-- BEGIN --

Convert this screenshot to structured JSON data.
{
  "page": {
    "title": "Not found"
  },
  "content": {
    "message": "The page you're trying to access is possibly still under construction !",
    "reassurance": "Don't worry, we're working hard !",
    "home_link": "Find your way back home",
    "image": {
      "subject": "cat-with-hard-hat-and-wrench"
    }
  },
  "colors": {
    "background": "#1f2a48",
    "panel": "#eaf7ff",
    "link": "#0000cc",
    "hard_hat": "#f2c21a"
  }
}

-- END --

**THE TASK**
From the listing above, return each line with the word "page".

**ANSWER TO THE TASK**
  "page": {
    "message": "The page you're trying to access is possibly still under construction !",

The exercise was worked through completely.